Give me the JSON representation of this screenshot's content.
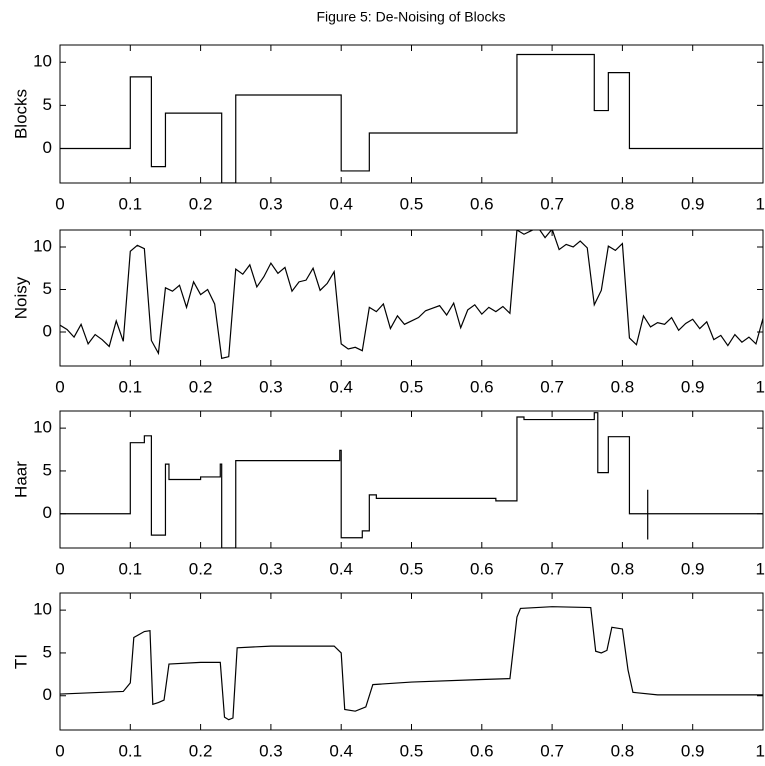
{
  "title": "Figure 5: De-Noising of Blocks",
  "chart_data": [
    {
      "type": "line",
      "ylabel": "Blocks",
      "color": "#000000",
      "x": [
        0,
        0.1,
        0.1,
        0.13,
        0.13,
        0.15,
        0.15,
        0.23,
        0.23,
        0.25,
        0.25,
        0.4,
        0.4,
        0.44,
        0.44,
        0.65,
        0.65,
        0.76,
        0.76,
        0.78,
        0.78,
        0.81,
        0.81,
        1
      ],
      "values": [
        0,
        0,
        8.3,
        8.3,
        -2.1,
        -2.1,
        4.1,
        4.1,
        -4,
        -4,
        6.2,
        6.2,
        -2.6,
        -2.6,
        1.8,
        1.8,
        10.9,
        10.9,
        4.4,
        4.4,
        8.8,
        8.8,
        0,
        0
      ],
      "xlim": [
        0,
        1
      ],
      "ylim": [
        -4,
        12
      ],
      "xticks": [
        0,
        0.1,
        0.2,
        0.3,
        0.4,
        0.5,
        0.6,
        0.7,
        0.8,
        0.9,
        1
      ],
      "yticks": [
        0,
        5,
        10
      ]
    },
    {
      "type": "line",
      "ylabel": "Noisy",
      "color": "#000000",
      "x": [
        0,
        0.01,
        0.02,
        0.03,
        0.04,
        0.05,
        0.06,
        0.07,
        0.08,
        0.09,
        0.1,
        0.11,
        0.12,
        0.13,
        0.14,
        0.15,
        0.16,
        0.17,
        0.18,
        0.19,
        0.2,
        0.21,
        0.22,
        0.23,
        0.24,
        0.25,
        0.26,
        0.27,
        0.28,
        0.29,
        0.3,
        0.31,
        0.32,
        0.33,
        0.34,
        0.35,
        0.36,
        0.37,
        0.38,
        0.39,
        0.4,
        0.41,
        0.42,
        0.43,
        0.44,
        0.45,
        0.46,
        0.47,
        0.48,
        0.49,
        0.5,
        0.51,
        0.52,
        0.53,
        0.54,
        0.55,
        0.56,
        0.57,
        0.58,
        0.59,
        0.6,
        0.61,
        0.62,
        0.63,
        0.64,
        0.65,
        0.66,
        0.67,
        0.68,
        0.69,
        0.7,
        0.71,
        0.72,
        0.73,
        0.74,
        0.75,
        0.76,
        0.77,
        0.78,
        0.79,
        0.8,
        0.81,
        0.82,
        0.83,
        0.84,
        0.85,
        0.86,
        0.87,
        0.88,
        0.89,
        0.9,
        0.91,
        0.92,
        0.93,
        0.94,
        0.95,
        0.96,
        0.97,
        0.98,
        0.99,
        1
      ],
      "values": [
        0.8,
        0.3,
        -0.6,
        0.9,
        -1.4,
        -0.3,
        -0.9,
        -1.7,
        1.3,
        -1.1,
        9.5,
        10.2,
        9.8,
        -1.0,
        -2.5,
        5.2,
        4.8,
        5.5,
        2.9,
        5.9,
        4.4,
        5.0,
        3.3,
        -3.1,
        -2.9,
        7.4,
        6.8,
        7.9,
        5.3,
        6.5,
        8.1,
        6.9,
        7.6,
        4.8,
        5.9,
        6.1,
        7.5,
        4.9,
        5.7,
        7.1,
        -1.4,
        -2.0,
        -1.8,
        -2.2,
        2.9,
        2.4,
        3.3,
        0.4,
        1.9,
        0.9,
        1.3,
        1.7,
        2.5,
        2.8,
        3.1,
        2.0,
        3.4,
        0.5,
        2.6,
        3.2,
        2.1,
        2.9,
        2.4,
        3.0,
        2.2,
        12.0,
        11.5,
        11.9,
        12.3,
        11.1,
        12.1,
        9.7,
        10.3,
        10.0,
        10.7,
        9.9,
        3.2,
        4.9,
        10.1,
        9.6,
        10.4,
        -0.7,
        -1.5,
        1.9,
        0.6,
        1.1,
        0.9,
        1.7,
        0.2,
        1.0,
        1.5,
        0.4,
        1.2,
        -0.9,
        -0.4,
        -1.6,
        -0.3,
        -1.2,
        -0.6,
        -1.4,
        1.6
      ],
      "xlim": [
        0,
        1
      ],
      "ylim": [
        -4,
        12
      ],
      "xticks": [
        0,
        0.1,
        0.2,
        0.3,
        0.4,
        0.5,
        0.6,
        0.7,
        0.8,
        0.9,
        1
      ],
      "yticks": [
        0,
        5,
        10
      ]
    },
    {
      "type": "line",
      "ylabel": "Haar",
      "color": "#000000",
      "x": [
        0,
        0.1,
        0.1,
        0.12,
        0.12,
        0.13,
        0.13,
        0.15,
        0.15,
        0.155,
        0.155,
        0.2,
        0.2,
        0.228,
        0.228,
        0.23,
        0.23,
        0.25,
        0.25,
        0.398,
        0.398,
        0.4,
        0.4,
        0.43,
        0.43,
        0.44,
        0.44,
        0.45,
        0.45,
        0.62,
        0.62,
        0.65,
        0.65,
        0.66,
        0.66,
        0.76,
        0.76,
        0.765,
        0.765,
        0.78,
        0.78,
        0.81,
        0.81,
        0.836,
        0.836,
        0.836,
        0.836,
        1
      ],
      "values": [
        0,
        0,
        8.3,
        8.3,
        9.1,
        9.1,
        -2.5,
        -2.5,
        5.8,
        5.8,
        4.0,
        4.0,
        4.3,
        4.3,
        5.8,
        5.8,
        -4,
        -4,
        6.2,
        6.2,
        7.4,
        7.4,
        -2.8,
        -2.8,
        -2.0,
        -2.0,
        2.2,
        2.2,
        1.8,
        1.8,
        1.5,
        1.5,
        11.3,
        11.3,
        11.0,
        11.0,
        11.8,
        11.8,
        4.8,
        4.8,
        9.0,
        9.0,
        0,
        0,
        -3.0,
        2.8,
        0,
        0
      ],
      "xlim": [
        0,
        1
      ],
      "ylim": [
        -4,
        12
      ],
      "xticks": [
        0,
        0.1,
        0.2,
        0.3,
        0.4,
        0.5,
        0.6,
        0.7,
        0.8,
        0.9,
        1
      ],
      "yticks": [
        0,
        5,
        10
      ]
    },
    {
      "type": "line",
      "ylabel": "TI",
      "color": "#000000",
      "x": [
        0,
        0.09,
        0.1,
        0.105,
        0.12,
        0.128,
        0.132,
        0.14,
        0.148,
        0.155,
        0.2,
        0.228,
        0.234,
        0.24,
        0.246,
        0.252,
        0.3,
        0.39,
        0.4,
        0.405,
        0.42,
        0.435,
        0.445,
        0.5,
        0.6,
        0.64,
        0.65,
        0.655,
        0.7,
        0.755,
        0.762,
        0.77,
        0.778,
        0.785,
        0.8,
        0.808,
        0.815,
        0.85,
        1
      ],
      "values": [
        0.2,
        0.5,
        1.5,
        6.8,
        7.5,
        7.6,
        -1.0,
        -0.8,
        -0.5,
        3.7,
        3.9,
        3.9,
        -2.5,
        -2.8,
        -2.6,
        5.6,
        5.8,
        5.8,
        5.0,
        -1.6,
        -1.8,
        -1.3,
        1.3,
        1.6,
        1.9,
        2.0,
        9.2,
        10.2,
        10.4,
        10.3,
        5.2,
        5.0,
        5.3,
        8.0,
        7.8,
        3.0,
        0.4,
        0.1,
        0.1
      ],
      "xlim": [
        0,
        1
      ],
      "ylim": [
        -4,
        12
      ],
      "xticks": [
        0,
        0.1,
        0.2,
        0.3,
        0.4,
        0.5,
        0.6,
        0.7,
        0.8,
        0.9,
        1
      ],
      "yticks": [
        0,
        5,
        10
      ]
    }
  ]
}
* * *
#### [STATED EXERCISE]
Scan the material for lines with the word "ylabel", and copy each line you find.

#### [TASK ANSWER]
      "ylabel": "Blocks",
      "ylabel": "Noisy",
      "ylabel": "Haar",
      "ylabel": "TI",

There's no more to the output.